Task description:
All of the entries must be reproduced exactly, with no images carried over.

====== Provided material

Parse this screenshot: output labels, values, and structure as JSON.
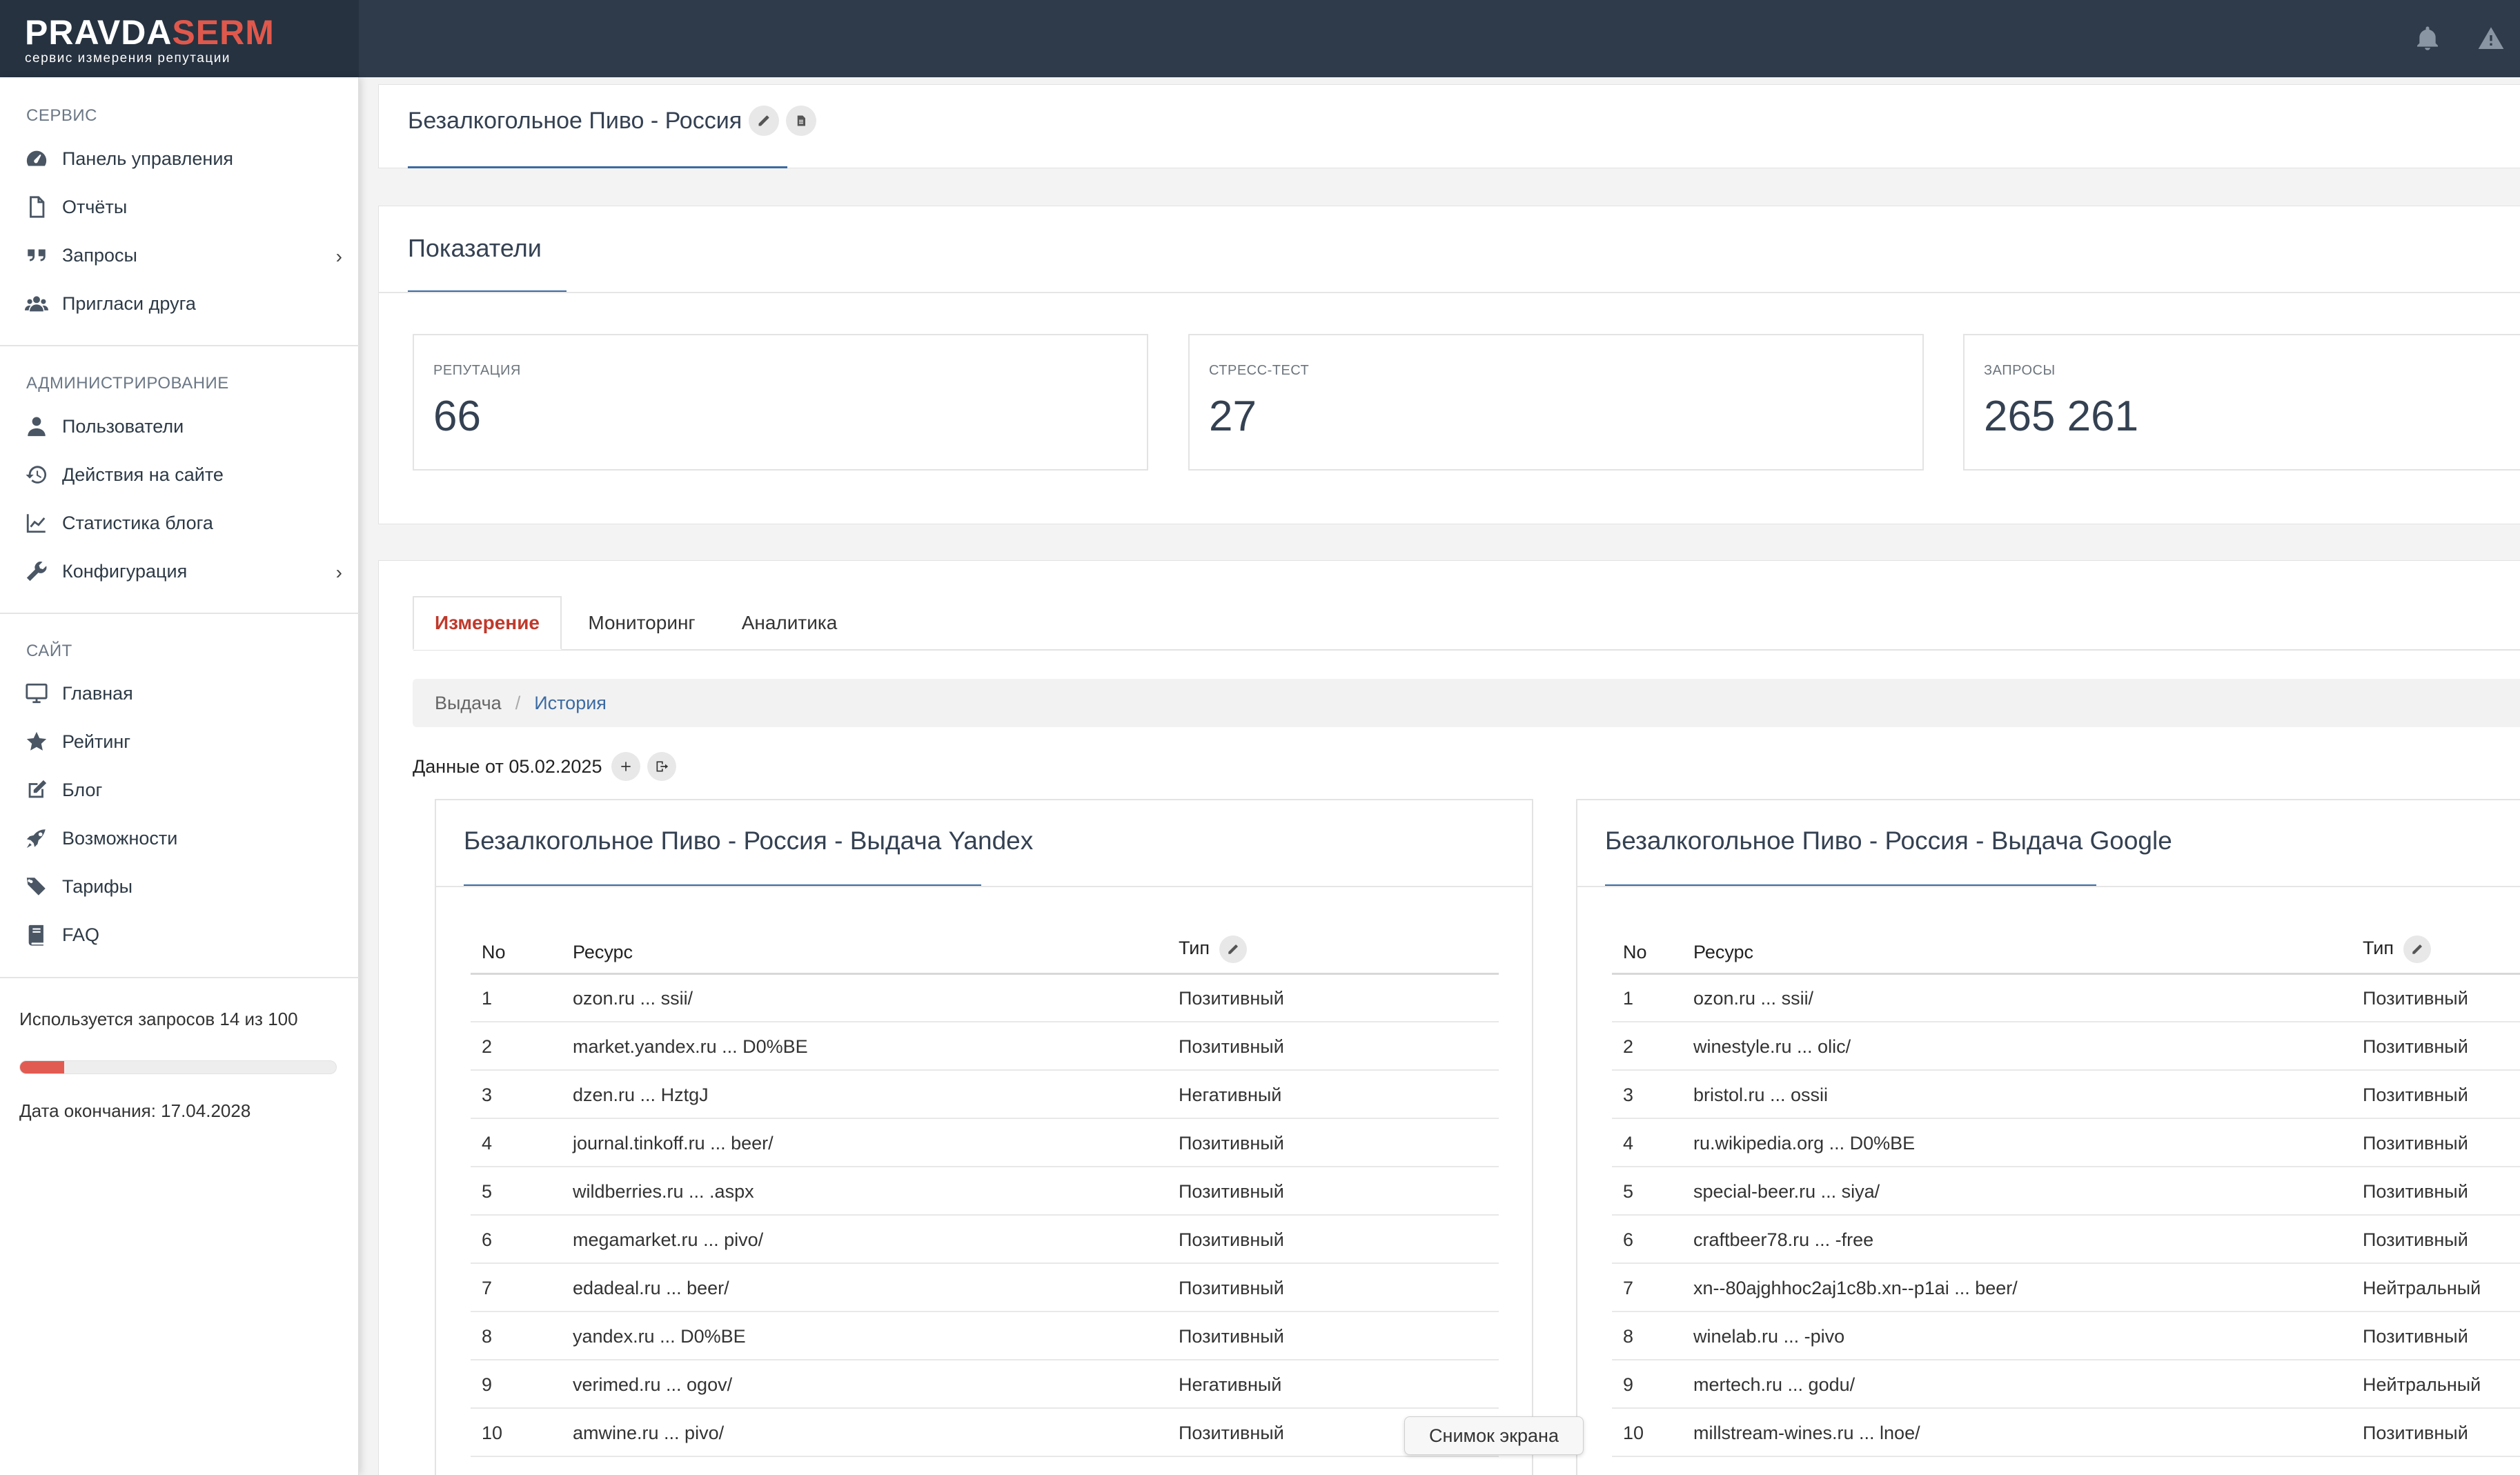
{
  "logo": {
    "part1": "PRAVDA",
    "part2": "SERM",
    "subtitle": "сервис измерения репутации"
  },
  "sidebar": {
    "section_service": "СЕРВИС",
    "service_items": [
      {
        "label": "Панель управления",
        "icon": "dashboard-icon"
      },
      {
        "label": "Отчёты",
        "icon": "file-icon"
      },
      {
        "label": "Запросы",
        "icon": "quote-icon"
      },
      {
        "label": "Пригласи друга",
        "icon": "users-icon"
      }
    ],
    "section_admin": "АДМИНИСТРИРОВАНИЕ",
    "admin_items": [
      {
        "label": "Пользователи",
        "icon": "user-icon"
      },
      {
        "label": "Действия на сайте",
        "icon": "history-icon"
      },
      {
        "label": "Статистика блога",
        "icon": "chart-icon"
      },
      {
        "label": "Конфигурация",
        "icon": "wrench-icon"
      }
    ],
    "section_site": "САЙТ",
    "site_items": [
      {
        "label": "Главная",
        "icon": "desktop-icon"
      },
      {
        "label": "Рейтинг",
        "icon": "star-icon"
      },
      {
        "label": "Блог",
        "icon": "edit-icon"
      },
      {
        "label": "Возможности",
        "icon": "rocket-icon"
      },
      {
        "label": "Тарифы",
        "icon": "tags-icon"
      },
      {
        "label": "FAQ",
        "icon": "book-icon"
      }
    ],
    "usage_text": "Используется запросов 14 из 100",
    "usage_fraction": 0.14,
    "end_date": "Дата окончания: 17.04.2028"
  },
  "header": {
    "project_title": "Безалкогольное Пиво - Россия"
  },
  "indicators": {
    "title": "Показатели",
    "stats": [
      {
        "label": "РЕПУТАЦИЯ",
        "value": "66"
      },
      {
        "label": "СТРЕСС-ТЕСТ",
        "value": "27"
      },
      {
        "label": "ЗАПРОСЫ",
        "value": "265 261"
      }
    ]
  },
  "tabs": [
    "Измерение",
    "Мониторинг",
    "Аналитика"
  ],
  "breadcrumb": {
    "item1": "Выдача",
    "item2": "История"
  },
  "data_from": "Данные от 05.02.2025",
  "columns": {
    "no": "No",
    "resource": "Ресурс",
    "type": "Тип"
  },
  "yandex": {
    "title": "Безалкогольное Пиво - Россия - Выдача Yandex",
    "rows": [
      {
        "no": "1",
        "resource": "ozon.ru ... ssii/",
        "type": "Позитивный",
        "kind": "pos"
      },
      {
        "no": "2",
        "resource": "market.yandex.ru ... D0%BE",
        "type": "Позитивный",
        "kind": "pos"
      },
      {
        "no": "3",
        "resource": "dzen.ru ... HztgJ",
        "type": "Негативный",
        "kind": "neg"
      },
      {
        "no": "4",
        "resource": "journal.tinkoff.ru ... beer/",
        "type": "Позитивный",
        "kind": "pos"
      },
      {
        "no": "5",
        "resource": "wildberries.ru ... .aspx",
        "type": "Позитивный",
        "kind": "pos"
      },
      {
        "no": "6",
        "resource": "megamarket.ru ... pivo/",
        "type": "Позитивный",
        "kind": "pos"
      },
      {
        "no": "7",
        "resource": "edadeal.ru ... beer/",
        "type": "Позитивный",
        "kind": "pos"
      },
      {
        "no": "8",
        "resource": "yandex.ru ... D0%BE",
        "type": "Позитивный",
        "kind": "pos"
      },
      {
        "no": "9",
        "resource": "verimed.ru ... ogov/",
        "type": "Негативный",
        "kind": "neg"
      },
      {
        "no": "10",
        "resource": "amwine.ru ... pivo/",
        "type": "Позитивный",
        "kind": "pos"
      }
    ]
  },
  "google": {
    "title": "Безалкогольное Пиво - Россия - Выдача Google",
    "rows": [
      {
        "no": "1",
        "resource": "ozon.ru ... ssii/",
        "type": "Позитивный",
        "kind": "pos"
      },
      {
        "no": "2",
        "resource": "winestyle.ru ... olic/",
        "type": "Позитивный",
        "kind": "pos"
      },
      {
        "no": "3",
        "resource": "bristol.ru ... ossii",
        "type": "Позитивный",
        "kind": "pos"
      },
      {
        "no": "4",
        "resource": "ru.wikipedia.org ... D0%BE",
        "type": "Позитивный",
        "kind": "pos"
      },
      {
        "no": "5",
        "resource": "special-beer.ru ... siya/",
        "type": "Позитивный",
        "kind": "pos"
      },
      {
        "no": "6",
        "resource": "craftbeer78.ru ... -free",
        "type": "Позитивный",
        "kind": "pos"
      },
      {
        "no": "7",
        "resource": "xn--80ajghhoc2aj1c8b.xn--p1ai ... beer/",
        "type": "Нейтральный",
        "kind": "neu"
      },
      {
        "no": "8",
        "resource": "winelab.ru ... -pivo",
        "type": "Позитивный",
        "kind": "pos"
      },
      {
        "no": "9",
        "resource": "mertech.ru ... godu/",
        "type": "Нейтральный",
        "kind": "neu"
      },
      {
        "no": "10",
        "resource": "millstream-wines.ru ... lnoe/",
        "type": "Позитивный",
        "kind": "pos"
      }
    ]
  },
  "tooltip": "Снимок экрана",
  "colors": {
    "positive": "#2eb82e",
    "negative": "#d63031",
    "neutral": "#8e2fd9",
    "accent": "#e0584c",
    "link": "#2f6ab0"
  }
}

============

Answer to the exercise:
Parse this screenshot: output labels, values, and structure as JSON.
{
  "logo": {
    "part1": "PRAVDA",
    "part2": "SERM",
    "subtitle": "сервис измерения репутации"
  },
  "sidebar": {
    "section_service": "СЕРВИС",
    "service_items": [
      {
        "label": "Панель управления",
        "icon": "dashboard-icon"
      },
      {
        "label": "Отчёты",
        "icon": "file-icon"
      },
      {
        "label": "Запросы",
        "icon": "quote-icon"
      },
      {
        "label": "Пригласи друга",
        "icon": "users-icon"
      }
    ],
    "section_admin": "АДМИНИСТРИРОВАНИЕ",
    "admin_items": [
      {
        "label": "Пользователи",
        "icon": "user-icon"
      },
      {
        "label": "Действия на сайте",
        "icon": "history-icon"
      },
      {
        "label": "Статистика блога",
        "icon": "chart-icon"
      },
      {
        "label": "Конфигурация",
        "icon": "wrench-icon"
      }
    ],
    "section_site": "САЙТ",
    "site_items": [
      {
        "label": "Главная",
        "icon": "desktop-icon"
      },
      {
        "label": "Рейтинг",
        "icon": "star-icon"
      },
      {
        "label": "Блог",
        "icon": "edit-icon"
      },
      {
        "label": "Возможности",
        "icon": "rocket-icon"
      },
      {
        "label": "Тарифы",
        "icon": "tags-icon"
      },
      {
        "label": "FAQ",
        "icon": "book-icon"
      }
    ],
    "usage_text": "Используется запросов 14 из 100",
    "usage_fraction": 0.14,
    "end_date": "Дата окончания: 17.04.2028"
  },
  "header": {
    "project_title": "Безалкогольное Пиво - Россия"
  },
  "indicators": {
    "title": "Показатели",
    "stats": [
      {
        "label": "РЕПУТАЦИЯ",
        "value": "66"
      },
      {
        "label": "СТРЕСС-ТЕСТ",
        "value": "27"
      },
      {
        "label": "ЗАПРОСЫ",
        "value": "265 261"
      }
    ]
  },
  "tabs": [
    "Измерение",
    "Мониторинг",
    "Аналитика"
  ],
  "breadcrumb": {
    "item1": "Выдача",
    "item2": "История"
  },
  "data_from": "Данные от 05.02.2025",
  "columns": {
    "no": "No",
    "resource": "Ресурс",
    "type": "Тип"
  },
  "yandex": {
    "title": "Безалкогольное Пиво - Россия - Выдача Yandex",
    "rows": [
      {
        "no": "1",
        "resource": "ozon.ru ... ssii/",
        "type": "Позитивный",
        "kind": "pos"
      },
      {
        "no": "2",
        "resource": "market.yandex.ru ... D0%BE",
        "type": "Позитивный",
        "kind": "pos"
      },
      {
        "no": "3",
        "resource": "dzen.ru ... HztgJ",
        "type": "Негативный",
        "kind": "neg"
      },
      {
        "no": "4",
        "resource": "journal.tinkoff.ru ... beer/",
        "type": "Позитивный",
        "kind": "pos"
      },
      {
        "no": "5",
        "resource": "wildberries.ru ... .aspx",
        "type": "Позитивный",
        "kind": "pos"
      },
      {
        "no": "6",
        "resource": "megamarket.ru ... pivo/",
        "type": "Позитивный",
        "kind": "pos"
      },
      {
        "no": "7",
        "resource": "edadeal.ru ... beer/",
        "type": "Позитивный",
        "kind": "pos"
      },
      {
        "no": "8",
        "resource": "yandex.ru ... D0%BE",
        "type": "Позитивный",
        "kind": "pos"
      },
      {
        "no": "9",
        "resource": "verimed.ru ... ogov/",
        "type": "Негативный",
        "kind": "neg"
      },
      {
        "no": "10",
        "resource": "amwine.ru ... pivo/",
        "type": "Позитивный",
        "kind": "pos"
      }
    ]
  },
  "google": {
    "title": "Безалкогольное Пиво - Россия - Выдача Google",
    "rows": [
      {
        "no": "1",
        "resource": "ozon.ru ... ssii/",
        "type": "Позитивный",
        "kind": "pos"
      },
      {
        "no": "2",
        "resource": "winestyle.ru ... olic/",
        "type": "Позитивный",
        "kind": "pos"
      },
      {
        "no": "3",
        "resource": "bristol.ru ... ossii",
        "type": "Позитивный",
        "kind": "pos"
      },
      {
        "no": "4",
        "resource": "ru.wikipedia.org ... D0%BE",
        "type": "Позитивный",
        "kind": "pos"
      },
      {
        "no": "5",
        "resource": "special-beer.ru ... siya/",
        "type": "Позитивный",
        "kind": "pos"
      },
      {
        "no": "6",
        "resource": "craftbeer78.ru ... -free",
        "type": "Позитивный",
        "kind": "pos"
      },
      {
        "no": "7",
        "resource": "xn--80ajghhoc2aj1c8b.xn--p1ai ... beer/",
        "type": "Нейтральный",
        "kind": "neu"
      },
      {
        "no": "8",
        "resource": "winelab.ru ... -pivo",
        "type": "Позитивный",
        "kind": "pos"
      },
      {
        "no": "9",
        "resource": "mertech.ru ... godu/",
        "type": "Нейтральный",
        "kind": "neu"
      },
      {
        "no": "10",
        "resource": "millstream-wines.ru ... lnoe/",
        "type": "Позитивный",
        "kind": "pos"
      }
    ]
  },
  "tooltip": "Снимок экрана",
  "colors": {
    "positive": "#2eb82e",
    "negative": "#d63031",
    "neutral": "#8e2fd9",
    "accent": "#e0584c",
    "link": "#2f6ab0"
  }
}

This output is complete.